* **REQUISITOS DEL PROBLEMA**: Según el artículo sobre maltrato infantil, ¿qué frase le dijeron al papá de Ángel cuando advirtió de los peligros que corría su hijo?

* **FRAGMENTO DEL TEXTO**:
----

Maltrato infantil. La indiferencia que duele

Lucio, Ángel y muchos de los otros chicos a quienes se les arrancó su vida eran parte de un legajo; tenían familiares, maestros, asistentes sociales, asesores de menores y jueces que se suponía debían cuidar sus vidas. Pero sus expedientes se amontonaron en los juzgados, como tantos otros.

18 de abril de 2026 a las 12:03 a. m.
Marcela Nader
La indiferencia que duele
La muerte de Ángel, el nene de Comodoro Rivadavia que investiga la Justicia por presunto maltrato infantil.

De la indiferencia al horror, hay sólo un paso.

“No es mi culpa; no es mi asunto; no me afecta; no me concierne; no me interesa; no me pasa a mí; no me importa; no es mi caso”. Estas son algunas de las excusas que muchos, y principalmente los cercanos a los involucrados de gravísimos hechos, mencionan para no quedar pegados a asuntos peliagudos en la Justicia de familia, como los que lamentablemente se siguen repitiendo en nuestro país.

Y son precisamente ellos a quienes sí los afectarán estas muertes en el futuro si no hacen nada o si toman una decisión equivocada: jueces, asesores de menores, gabinetes psicológicos, asistentes sociales.

Los supuestos expertos que deciden las vidas de niñas niños y de las personas mayores, y desde hace un tiempo, también sus muertes. O, al menos, no previenen daños irreparables.

La historia reciente tiene cientos de ejemplos trágicos, bochornosos y prevenibles, y seguirá teniéndolos, porque no se aprende de los errores. La indiferencia se practica a diario.

Vidas de todas las edades, de familias enteras, se ven afectadas a diario por una decisión demorada, o tomada apurada, o de manera tendenciosa; juzgando apariencias y no contenidos, como últimamente se demostró por las falsas denuncias, tan difíciles de revertir y de ser reconocidas cuando ya es demasiado tarde y pasaron años; juzgando desde arriba sin profundizar; juzgando sin conocimientos o con conocimiento parcial de las historias de vidas que tienen en sus manos; juzgando sin escuchar a quienes le piden o les ruegan que se los escuche.

El abuelo de Lucio se convirtió en emblema para los miles de abuelos que no tienen voz. La indiferencia hiere lentamente.

Y siempre hay uno de esos expertos que dice: “Me encanta tu ignorancia”, como se le dijo al papá de Ángel cuando él les advirtió de los peligros que corría su hijo. La indiferencia es soberbia.

La indiferencia se disfraza de “no te metas” y a veces les remuerde la conciencia a algunos cuando pasa algo. Pero ese efecto pasa pronto. Porque comienza el desenfreno de cubrirse las espaldas entre los responsables. Y, ahí sí, los empleados judiciales se movilizan rapidito. Y los medios de comunicación pasan horas discutiendo en vacío qué se pudo hacer y no se hizo, pero a ninguno se le ocurre revisar y cambiar una coma en sus rutinas. En prevenir el próximo caso. Cruzando los dedos para que pronto se hable de otro tema. La indiferencia mata.

Lucio, Ángel y muchos de los otros chicos a quienes se les arrancó su vida eran parte de un legajo; tenían familiares, maestros, asistentes sociales, asesores de menores y jueces que se suponía debían cuidar sus vidas presentes y futuras. Pero sus expedientes se amontonaron en los juzgados, como tantos otros.

A ellos se les quitó lo más sagrado: la vida. A los otros chicos –y a sus familiares– a veces sólo se les arranca la infancia.

----

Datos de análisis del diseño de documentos

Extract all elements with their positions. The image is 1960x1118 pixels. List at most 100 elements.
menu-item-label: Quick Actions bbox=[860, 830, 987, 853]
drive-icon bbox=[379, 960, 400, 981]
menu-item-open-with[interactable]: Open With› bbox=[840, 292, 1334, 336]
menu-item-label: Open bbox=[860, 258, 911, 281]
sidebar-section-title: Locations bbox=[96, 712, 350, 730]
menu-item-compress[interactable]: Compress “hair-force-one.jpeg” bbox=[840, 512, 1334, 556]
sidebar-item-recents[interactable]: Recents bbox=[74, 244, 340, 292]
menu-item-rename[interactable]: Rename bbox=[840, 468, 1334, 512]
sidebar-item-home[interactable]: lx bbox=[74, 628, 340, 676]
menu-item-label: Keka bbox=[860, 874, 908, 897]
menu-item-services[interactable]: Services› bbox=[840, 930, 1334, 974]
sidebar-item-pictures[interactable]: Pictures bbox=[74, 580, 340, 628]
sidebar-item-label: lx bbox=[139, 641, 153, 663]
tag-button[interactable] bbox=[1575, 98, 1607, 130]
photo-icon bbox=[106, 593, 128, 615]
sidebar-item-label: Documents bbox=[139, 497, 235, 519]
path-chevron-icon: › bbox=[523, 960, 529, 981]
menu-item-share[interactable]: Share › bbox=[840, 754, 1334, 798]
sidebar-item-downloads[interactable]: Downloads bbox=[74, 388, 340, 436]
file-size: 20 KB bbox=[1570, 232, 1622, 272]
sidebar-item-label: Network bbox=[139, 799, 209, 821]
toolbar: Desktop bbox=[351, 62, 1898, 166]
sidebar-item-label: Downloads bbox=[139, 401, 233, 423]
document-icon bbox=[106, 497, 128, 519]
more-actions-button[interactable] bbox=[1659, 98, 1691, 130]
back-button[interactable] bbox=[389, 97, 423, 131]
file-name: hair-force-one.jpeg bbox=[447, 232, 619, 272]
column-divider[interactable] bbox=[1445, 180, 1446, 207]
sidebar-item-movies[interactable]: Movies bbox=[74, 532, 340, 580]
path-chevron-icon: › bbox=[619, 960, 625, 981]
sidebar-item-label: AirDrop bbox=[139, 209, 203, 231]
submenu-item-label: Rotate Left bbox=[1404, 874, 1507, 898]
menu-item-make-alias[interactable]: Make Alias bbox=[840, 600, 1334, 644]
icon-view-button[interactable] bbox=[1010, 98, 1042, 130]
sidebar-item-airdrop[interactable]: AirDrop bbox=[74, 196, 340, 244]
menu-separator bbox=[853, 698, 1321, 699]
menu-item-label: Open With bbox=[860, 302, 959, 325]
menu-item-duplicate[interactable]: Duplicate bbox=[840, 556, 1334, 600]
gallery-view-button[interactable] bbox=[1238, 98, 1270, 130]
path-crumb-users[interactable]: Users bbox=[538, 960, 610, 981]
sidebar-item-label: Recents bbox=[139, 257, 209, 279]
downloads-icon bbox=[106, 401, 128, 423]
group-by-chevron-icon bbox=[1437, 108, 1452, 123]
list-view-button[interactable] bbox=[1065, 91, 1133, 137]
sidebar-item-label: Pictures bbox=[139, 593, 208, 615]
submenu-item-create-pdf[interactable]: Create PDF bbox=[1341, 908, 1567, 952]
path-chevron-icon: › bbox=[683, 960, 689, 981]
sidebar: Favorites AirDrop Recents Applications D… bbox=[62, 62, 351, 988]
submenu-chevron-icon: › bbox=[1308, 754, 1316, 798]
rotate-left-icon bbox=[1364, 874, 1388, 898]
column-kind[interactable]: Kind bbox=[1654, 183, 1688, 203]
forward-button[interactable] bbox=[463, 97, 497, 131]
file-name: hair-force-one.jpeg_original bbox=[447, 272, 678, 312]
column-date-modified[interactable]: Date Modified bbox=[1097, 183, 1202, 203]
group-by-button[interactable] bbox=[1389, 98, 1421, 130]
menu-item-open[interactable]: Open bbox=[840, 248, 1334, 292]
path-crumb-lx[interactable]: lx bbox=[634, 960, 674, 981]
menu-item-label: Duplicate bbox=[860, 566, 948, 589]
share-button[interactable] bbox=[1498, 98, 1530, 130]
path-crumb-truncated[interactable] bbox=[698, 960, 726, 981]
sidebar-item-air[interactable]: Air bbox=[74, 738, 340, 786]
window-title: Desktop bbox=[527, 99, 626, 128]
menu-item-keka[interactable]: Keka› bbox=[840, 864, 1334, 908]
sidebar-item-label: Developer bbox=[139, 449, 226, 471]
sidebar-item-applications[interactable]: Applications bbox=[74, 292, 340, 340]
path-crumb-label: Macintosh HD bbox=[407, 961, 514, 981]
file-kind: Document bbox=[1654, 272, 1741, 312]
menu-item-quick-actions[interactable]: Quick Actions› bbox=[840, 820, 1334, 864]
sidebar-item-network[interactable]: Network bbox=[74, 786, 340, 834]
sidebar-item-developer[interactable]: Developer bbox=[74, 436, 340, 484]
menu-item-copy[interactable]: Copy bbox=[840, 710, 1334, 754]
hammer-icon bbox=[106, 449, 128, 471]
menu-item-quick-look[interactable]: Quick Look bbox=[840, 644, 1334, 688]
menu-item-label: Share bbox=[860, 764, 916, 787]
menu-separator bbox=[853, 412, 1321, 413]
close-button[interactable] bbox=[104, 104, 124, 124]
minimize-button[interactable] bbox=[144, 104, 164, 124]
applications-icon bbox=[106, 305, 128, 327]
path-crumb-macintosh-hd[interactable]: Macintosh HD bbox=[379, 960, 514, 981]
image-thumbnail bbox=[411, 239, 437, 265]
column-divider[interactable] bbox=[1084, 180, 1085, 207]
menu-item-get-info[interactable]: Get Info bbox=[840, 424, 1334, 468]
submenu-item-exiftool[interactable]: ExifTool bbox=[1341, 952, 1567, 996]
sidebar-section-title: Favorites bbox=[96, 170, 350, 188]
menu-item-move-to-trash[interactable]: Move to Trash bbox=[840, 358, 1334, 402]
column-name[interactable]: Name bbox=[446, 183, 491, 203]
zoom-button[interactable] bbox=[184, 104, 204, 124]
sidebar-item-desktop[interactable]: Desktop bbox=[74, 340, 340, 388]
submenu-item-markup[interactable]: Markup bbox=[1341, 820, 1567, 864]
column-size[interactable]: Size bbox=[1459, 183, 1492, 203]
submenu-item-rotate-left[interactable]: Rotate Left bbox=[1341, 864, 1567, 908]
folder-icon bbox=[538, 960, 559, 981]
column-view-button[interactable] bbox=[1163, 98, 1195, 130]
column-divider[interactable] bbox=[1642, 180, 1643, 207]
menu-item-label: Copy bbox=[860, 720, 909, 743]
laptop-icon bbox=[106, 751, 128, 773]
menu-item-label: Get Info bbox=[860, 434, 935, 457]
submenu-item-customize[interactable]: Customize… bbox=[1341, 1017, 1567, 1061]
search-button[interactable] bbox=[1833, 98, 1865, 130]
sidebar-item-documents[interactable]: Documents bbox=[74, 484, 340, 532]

----

* **RESULTADO DE LA TAREA**: Le dijeron: "Me encanta tu ignorancia".